-- Task brief --
Print each line of the rows below verbatim, leaving the pictures out.

Extracted data entries:
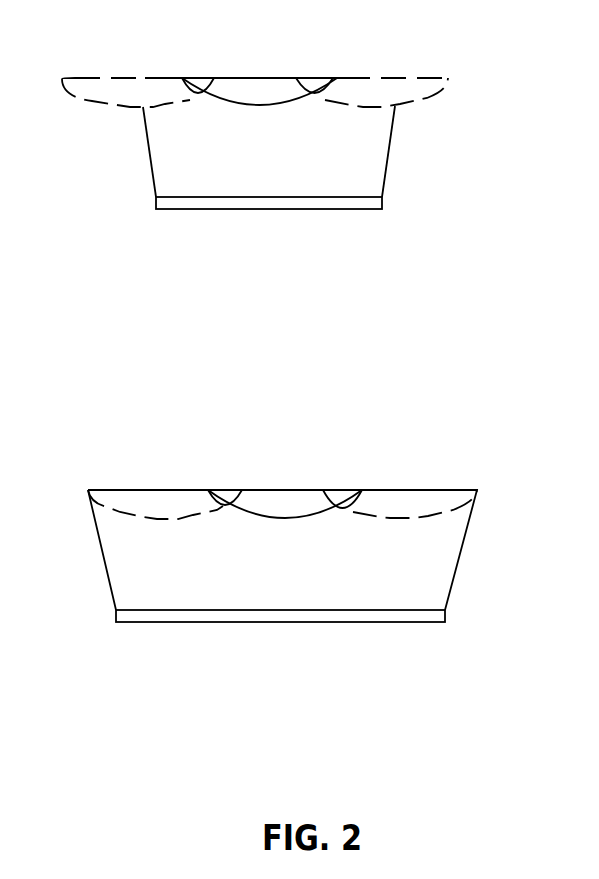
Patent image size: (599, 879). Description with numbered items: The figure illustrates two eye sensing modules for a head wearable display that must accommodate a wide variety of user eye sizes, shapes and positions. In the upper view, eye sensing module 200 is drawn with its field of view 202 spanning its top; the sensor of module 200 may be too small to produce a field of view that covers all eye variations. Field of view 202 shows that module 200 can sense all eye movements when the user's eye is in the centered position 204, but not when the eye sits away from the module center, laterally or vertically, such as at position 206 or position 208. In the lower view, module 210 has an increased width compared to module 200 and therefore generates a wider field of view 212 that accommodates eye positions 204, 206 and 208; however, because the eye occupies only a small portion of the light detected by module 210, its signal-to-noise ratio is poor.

The eye sensing module 200 is at (362, 210).
The field of view 202 is at (362, 152).
The eye position 204 is at (267, 92).
The eye position 206 is at (147, 87).
The eye position 208 is at (380, 82).
The eye sensing module 210 is at (418, 617).
The field of view 212 is at (418, 562).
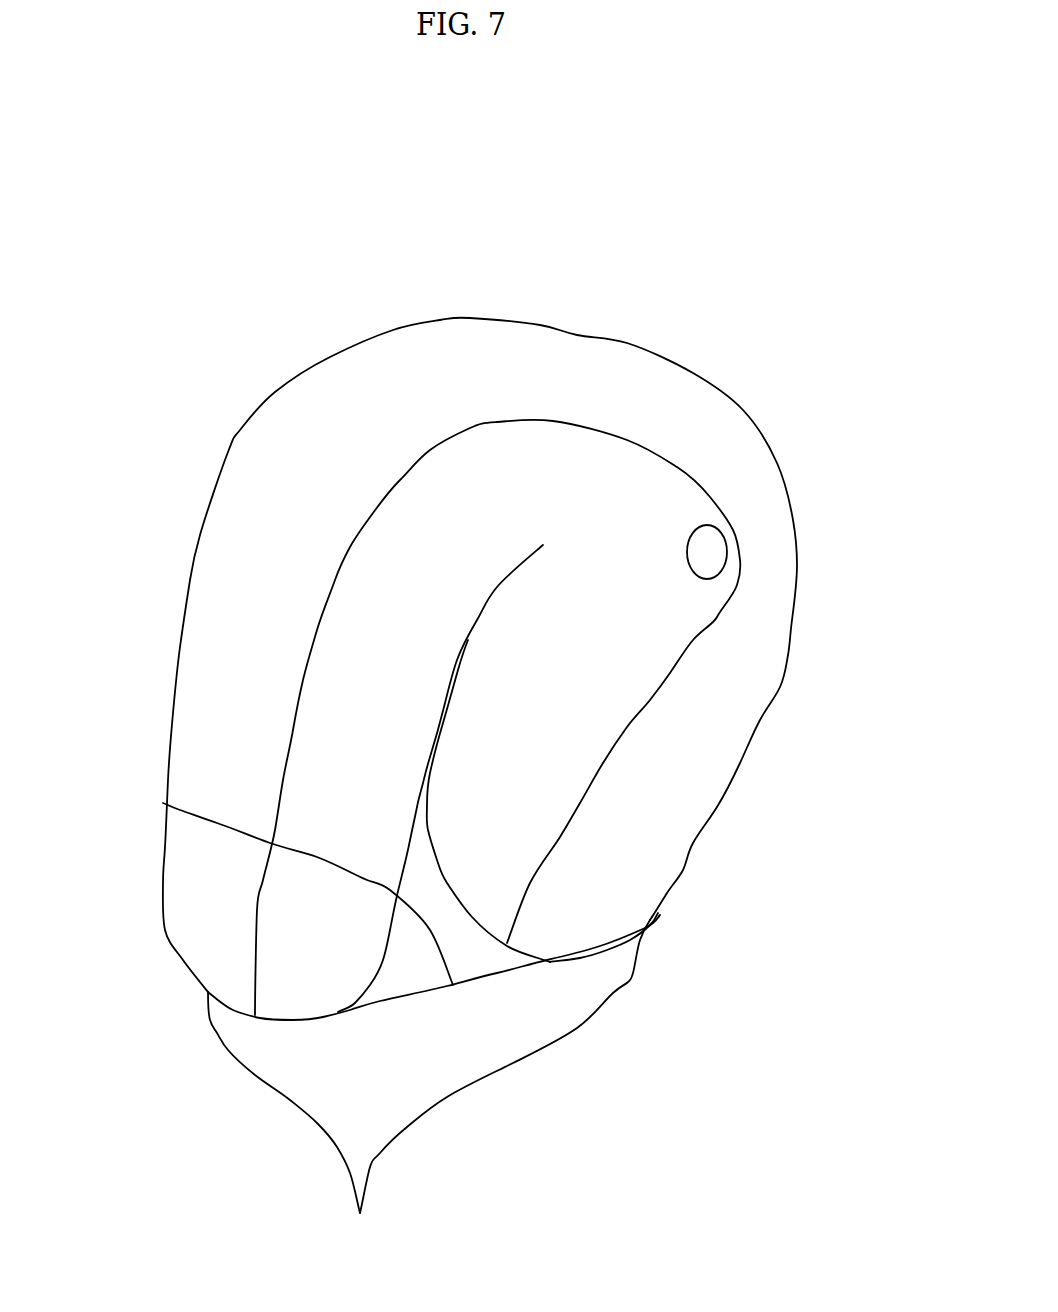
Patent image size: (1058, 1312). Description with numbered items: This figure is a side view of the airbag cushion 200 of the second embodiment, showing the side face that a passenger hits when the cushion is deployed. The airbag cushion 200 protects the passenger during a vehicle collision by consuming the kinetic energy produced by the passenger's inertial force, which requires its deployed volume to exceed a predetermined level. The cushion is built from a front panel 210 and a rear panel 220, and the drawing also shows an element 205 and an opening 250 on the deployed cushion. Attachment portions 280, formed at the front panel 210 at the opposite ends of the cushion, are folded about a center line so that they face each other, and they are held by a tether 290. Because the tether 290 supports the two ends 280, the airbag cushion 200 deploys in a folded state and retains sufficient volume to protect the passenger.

The airbag cushion 200 is at (554, 616).
The ring portion 205 is at (553, 420).
The front panel 210 is at (673, 783).
The rear panel 220 is at (517, 840).
The fastening hole 250 is at (707, 553).
The attachment portions 280 is at (429, 1086).
The tether 290 is at (163, 803).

-- Complete answer --
Patent image size: (599, 879). Description with numbered items: The figure illustrates two eye sensing modules for a head wearable display that must accommodate a wide variety of user eye sizes, shapes and positions. In the upper view, eye sensing module 200 is drawn with its field of view 202 spanning its top; the sensor of module 200 may be too small to produce a field of view that covers all eye variations. Field of view 202 shows that module 200 can sense all eye movements when the user's eye is in the centered position 204, but not when the eye sits away from the module center, laterally or vertically, such as at position 206 or position 208. In the lower view, module 210 has an increased width compared to module 200 and therefore generates a wider field of view 212 that accommodates eye positions 204, 206 and 208; however, because the eye occupies only a small portion of the light detected by module 210, its signal-to-noise ratio is poor.

The eye sensing module 200 is at (362, 210).
The field of view 202 is at (362, 152).
The eye position 204 is at (267, 92).
The eye position 206 is at (147, 87).
The eye position 208 is at (380, 82).
The eye sensing module 210 is at (418, 617).
The field of view 212 is at (418, 562).
Patent image size: (1058, 1312). Description with numbered items: This figure is a side view of the airbag cushion 200 of the second embodiment, showing the side face that a passenger hits when the cushion is deployed. The airbag cushion 200 protects the passenger during a vehicle collision by consuming the kinetic energy produced by the passenger's inertial force, which requires its deployed volume to exceed a predetermined level. The cushion is built from a front panel 210 and a rear panel 220, and the drawing also shows an element 205 and an opening 250 on the deployed cushion. Attachment portions 280, formed at the front panel 210 at the opposite ends of the cushion, are folded about a center line so that they face each other, and they are held by a tether 290. Because the tether 290 supports the two ends 280, the airbag cushion 200 deploys in a folded state and retains sufficient volume to protect the passenger.

The airbag cushion 200 is at (554, 616).
The ring portion 205 is at (553, 420).
The front panel 210 is at (673, 783).
The rear panel 220 is at (517, 840).
The fastening hole 250 is at (707, 553).
The attachment portions 280 is at (429, 1086).
The tether 290 is at (163, 803).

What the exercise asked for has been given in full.